Output as a numbered list, with blank lines omitted, the lines of the listing from its start through the line containing "gradebook-title: Course gradebook: [315, 322, 448, 339]", inclusive.

• [Dataset records]

>>>>>

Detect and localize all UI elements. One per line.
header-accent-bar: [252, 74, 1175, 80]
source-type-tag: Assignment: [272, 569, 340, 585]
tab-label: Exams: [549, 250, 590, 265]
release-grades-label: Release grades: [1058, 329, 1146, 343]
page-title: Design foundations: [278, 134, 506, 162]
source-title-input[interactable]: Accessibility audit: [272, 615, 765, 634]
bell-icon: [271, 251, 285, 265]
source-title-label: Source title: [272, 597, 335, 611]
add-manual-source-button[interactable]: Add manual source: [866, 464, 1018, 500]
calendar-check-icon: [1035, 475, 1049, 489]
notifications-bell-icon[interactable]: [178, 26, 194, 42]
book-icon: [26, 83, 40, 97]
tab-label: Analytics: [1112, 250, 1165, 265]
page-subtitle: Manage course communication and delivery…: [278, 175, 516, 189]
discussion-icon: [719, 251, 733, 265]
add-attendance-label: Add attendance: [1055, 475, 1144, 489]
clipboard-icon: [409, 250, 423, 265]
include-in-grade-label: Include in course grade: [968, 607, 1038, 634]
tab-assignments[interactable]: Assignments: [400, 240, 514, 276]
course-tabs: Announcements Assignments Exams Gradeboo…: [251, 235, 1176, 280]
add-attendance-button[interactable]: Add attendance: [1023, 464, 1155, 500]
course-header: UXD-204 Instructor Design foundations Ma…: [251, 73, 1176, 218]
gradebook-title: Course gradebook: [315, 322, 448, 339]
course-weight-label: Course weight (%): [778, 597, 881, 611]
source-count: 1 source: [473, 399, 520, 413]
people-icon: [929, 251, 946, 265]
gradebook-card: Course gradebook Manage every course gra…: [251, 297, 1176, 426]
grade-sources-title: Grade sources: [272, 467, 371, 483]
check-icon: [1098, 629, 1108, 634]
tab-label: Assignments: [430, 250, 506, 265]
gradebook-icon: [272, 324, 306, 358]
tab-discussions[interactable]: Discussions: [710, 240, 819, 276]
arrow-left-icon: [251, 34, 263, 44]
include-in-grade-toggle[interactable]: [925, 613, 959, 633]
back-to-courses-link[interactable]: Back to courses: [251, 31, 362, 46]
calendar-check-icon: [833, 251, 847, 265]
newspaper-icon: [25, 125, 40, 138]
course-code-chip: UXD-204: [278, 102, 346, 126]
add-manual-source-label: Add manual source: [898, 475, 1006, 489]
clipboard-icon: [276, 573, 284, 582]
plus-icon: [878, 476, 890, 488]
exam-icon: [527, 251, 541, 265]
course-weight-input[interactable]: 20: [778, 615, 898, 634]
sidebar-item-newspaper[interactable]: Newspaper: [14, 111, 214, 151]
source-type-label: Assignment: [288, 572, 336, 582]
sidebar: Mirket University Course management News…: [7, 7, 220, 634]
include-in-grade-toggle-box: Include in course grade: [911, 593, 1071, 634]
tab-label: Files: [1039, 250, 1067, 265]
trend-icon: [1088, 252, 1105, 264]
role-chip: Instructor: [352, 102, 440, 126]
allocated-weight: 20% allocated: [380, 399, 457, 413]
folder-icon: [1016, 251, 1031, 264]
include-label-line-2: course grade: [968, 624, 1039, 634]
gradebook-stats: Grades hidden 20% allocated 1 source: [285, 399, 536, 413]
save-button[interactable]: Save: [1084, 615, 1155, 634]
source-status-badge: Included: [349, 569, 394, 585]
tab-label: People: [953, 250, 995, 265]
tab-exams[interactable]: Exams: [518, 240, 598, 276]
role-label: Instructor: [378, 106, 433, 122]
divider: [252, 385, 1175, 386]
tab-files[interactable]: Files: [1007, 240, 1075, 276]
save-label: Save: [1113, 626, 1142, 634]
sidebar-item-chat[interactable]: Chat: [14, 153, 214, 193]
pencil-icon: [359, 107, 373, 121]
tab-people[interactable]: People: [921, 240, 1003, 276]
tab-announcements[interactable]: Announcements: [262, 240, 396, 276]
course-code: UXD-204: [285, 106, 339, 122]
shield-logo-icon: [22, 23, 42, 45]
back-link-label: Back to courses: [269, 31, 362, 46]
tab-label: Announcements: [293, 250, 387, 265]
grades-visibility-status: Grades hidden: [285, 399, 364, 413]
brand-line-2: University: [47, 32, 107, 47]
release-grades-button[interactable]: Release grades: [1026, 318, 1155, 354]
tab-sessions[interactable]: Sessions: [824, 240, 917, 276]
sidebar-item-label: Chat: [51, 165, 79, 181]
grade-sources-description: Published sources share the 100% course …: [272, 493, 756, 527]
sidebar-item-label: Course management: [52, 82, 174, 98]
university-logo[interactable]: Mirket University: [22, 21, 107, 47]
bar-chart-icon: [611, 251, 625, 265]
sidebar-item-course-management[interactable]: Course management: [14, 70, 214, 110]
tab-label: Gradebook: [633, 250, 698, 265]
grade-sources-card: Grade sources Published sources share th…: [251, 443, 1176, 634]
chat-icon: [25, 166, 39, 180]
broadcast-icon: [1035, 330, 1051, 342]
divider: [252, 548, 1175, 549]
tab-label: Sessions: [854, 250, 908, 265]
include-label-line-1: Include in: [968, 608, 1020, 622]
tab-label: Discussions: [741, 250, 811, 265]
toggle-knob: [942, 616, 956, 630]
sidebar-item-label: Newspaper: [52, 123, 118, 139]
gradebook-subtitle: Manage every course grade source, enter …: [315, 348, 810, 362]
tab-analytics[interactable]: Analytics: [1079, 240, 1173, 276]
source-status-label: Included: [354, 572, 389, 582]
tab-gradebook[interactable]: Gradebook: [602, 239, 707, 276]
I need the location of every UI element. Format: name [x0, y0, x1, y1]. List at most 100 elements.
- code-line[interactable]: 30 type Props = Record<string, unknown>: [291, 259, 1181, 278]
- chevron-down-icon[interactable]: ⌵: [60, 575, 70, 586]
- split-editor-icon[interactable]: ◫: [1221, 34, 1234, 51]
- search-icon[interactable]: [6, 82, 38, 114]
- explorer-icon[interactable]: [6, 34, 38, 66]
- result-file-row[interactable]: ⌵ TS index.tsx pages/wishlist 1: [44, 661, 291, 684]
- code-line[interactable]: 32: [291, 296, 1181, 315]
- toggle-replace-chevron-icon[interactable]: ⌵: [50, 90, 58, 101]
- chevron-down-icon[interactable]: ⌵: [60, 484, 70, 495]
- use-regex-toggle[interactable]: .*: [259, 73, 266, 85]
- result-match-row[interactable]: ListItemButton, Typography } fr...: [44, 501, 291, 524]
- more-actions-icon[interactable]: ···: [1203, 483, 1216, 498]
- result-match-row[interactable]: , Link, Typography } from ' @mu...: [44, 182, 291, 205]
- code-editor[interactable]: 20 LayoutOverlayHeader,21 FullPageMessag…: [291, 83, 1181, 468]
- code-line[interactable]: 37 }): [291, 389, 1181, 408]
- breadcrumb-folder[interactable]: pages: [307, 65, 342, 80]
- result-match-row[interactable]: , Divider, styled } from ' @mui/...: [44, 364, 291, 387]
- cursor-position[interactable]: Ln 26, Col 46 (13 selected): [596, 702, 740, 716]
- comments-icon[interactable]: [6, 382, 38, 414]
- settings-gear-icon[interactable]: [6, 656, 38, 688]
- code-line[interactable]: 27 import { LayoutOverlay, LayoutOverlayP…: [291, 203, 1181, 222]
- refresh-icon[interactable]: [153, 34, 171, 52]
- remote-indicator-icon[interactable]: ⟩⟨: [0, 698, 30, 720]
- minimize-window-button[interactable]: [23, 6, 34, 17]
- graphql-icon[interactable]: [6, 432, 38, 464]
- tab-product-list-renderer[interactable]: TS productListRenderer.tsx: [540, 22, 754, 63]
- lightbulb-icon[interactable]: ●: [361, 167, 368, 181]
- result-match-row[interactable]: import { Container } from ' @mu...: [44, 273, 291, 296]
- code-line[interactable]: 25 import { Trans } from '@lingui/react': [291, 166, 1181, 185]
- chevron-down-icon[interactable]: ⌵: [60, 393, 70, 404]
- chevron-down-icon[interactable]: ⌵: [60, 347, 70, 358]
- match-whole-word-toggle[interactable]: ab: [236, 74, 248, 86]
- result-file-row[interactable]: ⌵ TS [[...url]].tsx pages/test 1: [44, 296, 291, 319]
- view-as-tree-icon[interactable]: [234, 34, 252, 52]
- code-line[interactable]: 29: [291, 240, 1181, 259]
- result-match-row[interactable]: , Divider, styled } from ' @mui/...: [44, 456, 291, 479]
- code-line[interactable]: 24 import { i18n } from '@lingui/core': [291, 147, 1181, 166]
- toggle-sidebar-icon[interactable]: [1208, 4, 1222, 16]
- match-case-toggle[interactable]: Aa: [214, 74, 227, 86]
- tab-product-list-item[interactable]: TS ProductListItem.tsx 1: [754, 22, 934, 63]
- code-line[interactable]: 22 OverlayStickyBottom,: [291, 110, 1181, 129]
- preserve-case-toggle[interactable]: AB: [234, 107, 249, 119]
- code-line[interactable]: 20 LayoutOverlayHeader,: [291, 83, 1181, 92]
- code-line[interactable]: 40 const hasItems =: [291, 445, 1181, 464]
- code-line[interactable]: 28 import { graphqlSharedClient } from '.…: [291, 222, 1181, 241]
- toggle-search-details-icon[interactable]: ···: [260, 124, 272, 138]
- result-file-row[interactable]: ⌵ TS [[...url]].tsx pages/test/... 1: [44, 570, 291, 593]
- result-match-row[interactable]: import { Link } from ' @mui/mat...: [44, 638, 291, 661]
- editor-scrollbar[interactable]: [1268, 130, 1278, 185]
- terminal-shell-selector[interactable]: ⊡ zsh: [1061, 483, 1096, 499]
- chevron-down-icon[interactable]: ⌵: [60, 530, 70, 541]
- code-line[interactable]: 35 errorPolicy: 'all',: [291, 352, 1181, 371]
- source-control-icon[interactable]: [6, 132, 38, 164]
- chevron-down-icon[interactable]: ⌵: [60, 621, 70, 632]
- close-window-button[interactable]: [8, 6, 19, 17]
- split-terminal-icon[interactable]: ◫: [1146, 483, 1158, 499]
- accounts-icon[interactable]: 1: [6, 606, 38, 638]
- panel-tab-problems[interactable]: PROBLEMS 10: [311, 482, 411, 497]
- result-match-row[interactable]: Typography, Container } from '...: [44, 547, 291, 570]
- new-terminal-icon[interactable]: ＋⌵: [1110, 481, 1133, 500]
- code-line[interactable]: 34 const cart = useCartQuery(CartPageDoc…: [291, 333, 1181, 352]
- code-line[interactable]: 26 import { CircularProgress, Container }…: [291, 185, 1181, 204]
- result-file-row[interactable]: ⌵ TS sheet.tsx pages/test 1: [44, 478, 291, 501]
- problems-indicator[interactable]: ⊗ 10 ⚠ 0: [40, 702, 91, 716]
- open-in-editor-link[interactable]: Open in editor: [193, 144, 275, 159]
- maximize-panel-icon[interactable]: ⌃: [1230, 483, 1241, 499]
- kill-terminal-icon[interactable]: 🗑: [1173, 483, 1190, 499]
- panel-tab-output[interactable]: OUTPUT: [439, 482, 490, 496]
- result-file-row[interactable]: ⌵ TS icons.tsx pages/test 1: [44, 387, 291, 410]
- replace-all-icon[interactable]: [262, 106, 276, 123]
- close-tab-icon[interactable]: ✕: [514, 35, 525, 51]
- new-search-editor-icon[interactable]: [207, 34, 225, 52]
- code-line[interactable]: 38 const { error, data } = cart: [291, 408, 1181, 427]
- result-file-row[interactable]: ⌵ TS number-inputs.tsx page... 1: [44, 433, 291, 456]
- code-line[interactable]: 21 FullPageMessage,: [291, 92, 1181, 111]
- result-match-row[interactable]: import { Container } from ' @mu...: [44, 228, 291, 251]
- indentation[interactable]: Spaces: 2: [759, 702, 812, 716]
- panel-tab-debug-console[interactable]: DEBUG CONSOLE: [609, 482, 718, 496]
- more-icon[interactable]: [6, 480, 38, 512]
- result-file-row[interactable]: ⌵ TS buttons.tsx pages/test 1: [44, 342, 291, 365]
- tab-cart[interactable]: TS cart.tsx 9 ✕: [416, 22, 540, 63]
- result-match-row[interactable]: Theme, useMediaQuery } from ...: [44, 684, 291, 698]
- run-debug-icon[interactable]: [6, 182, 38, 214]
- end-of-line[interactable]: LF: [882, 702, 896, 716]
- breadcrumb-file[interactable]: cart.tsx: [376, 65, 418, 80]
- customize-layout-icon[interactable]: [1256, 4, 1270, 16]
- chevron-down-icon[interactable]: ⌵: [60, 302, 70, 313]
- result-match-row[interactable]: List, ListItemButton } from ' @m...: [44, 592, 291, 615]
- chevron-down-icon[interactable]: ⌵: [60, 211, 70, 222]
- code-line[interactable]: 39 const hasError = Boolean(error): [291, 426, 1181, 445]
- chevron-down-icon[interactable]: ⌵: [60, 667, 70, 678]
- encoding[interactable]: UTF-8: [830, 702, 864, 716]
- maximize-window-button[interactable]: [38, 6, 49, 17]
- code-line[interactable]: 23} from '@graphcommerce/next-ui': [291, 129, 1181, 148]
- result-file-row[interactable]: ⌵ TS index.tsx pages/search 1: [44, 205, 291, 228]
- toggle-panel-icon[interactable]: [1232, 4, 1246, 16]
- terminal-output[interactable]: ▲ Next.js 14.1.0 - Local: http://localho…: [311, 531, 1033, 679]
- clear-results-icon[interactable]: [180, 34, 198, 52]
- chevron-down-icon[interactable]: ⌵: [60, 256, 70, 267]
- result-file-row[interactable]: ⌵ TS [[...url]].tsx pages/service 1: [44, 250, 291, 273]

<<<<<

• [Finished answer]
1. Detect and localize all UI elements. One per line.
2. header-accent-bar: [252, 74, 1175, 80]
3. source-type-tag: Assignment: [272, 569, 340, 585]
4. tab-label: Exams: [549, 250, 590, 265]
5. release-grades-label: Release grades: [1058, 329, 1146, 343]
6. page-title: Design foundations: [278, 134, 506, 162]
7. source-title-input[interactable]: Accessibility audit: [272, 615, 765, 634]
8. bell-icon: [271, 251, 285, 265]
9. source-title-label: Source title: [272, 597, 335, 611]
10. add-manual-source-button[interactable]: Add manual source: [866, 464, 1018, 500]
11. calendar-check-icon: [1035, 475, 1049, 489]
12. notifications-bell-icon[interactable]: [178, 26, 194, 42]
13. book-icon: [26, 83, 40, 97]
14. tab-label: Analytics: [1112, 250, 1165, 265]
15. page-subtitle: Manage course communication and delivery…: [278, 175, 516, 189]
16. discussion-icon: [719, 251, 733, 265]
17. add-attendance-label: Add attendance: [1055, 475, 1144, 489]
18. clipboard-icon: [409, 250, 423, 265]
19. include-in-grade-label: Include in course grade: [968, 607, 1038, 634]
20. tab-assignments[interactable]: Assignments: [400, 240, 514, 276]
21. course-tabs: Announcements Assignments Exams Gradeboo…: [251, 235, 1176, 280]
22. add-attendance-button[interactable]: Add attendance: [1023, 464, 1155, 500]
23. course-header: UXD-204 Instructor Design foundations Ma…: [251, 73, 1176, 218]
24. gradebook-title: Course gradebook: [315, 322, 448, 339]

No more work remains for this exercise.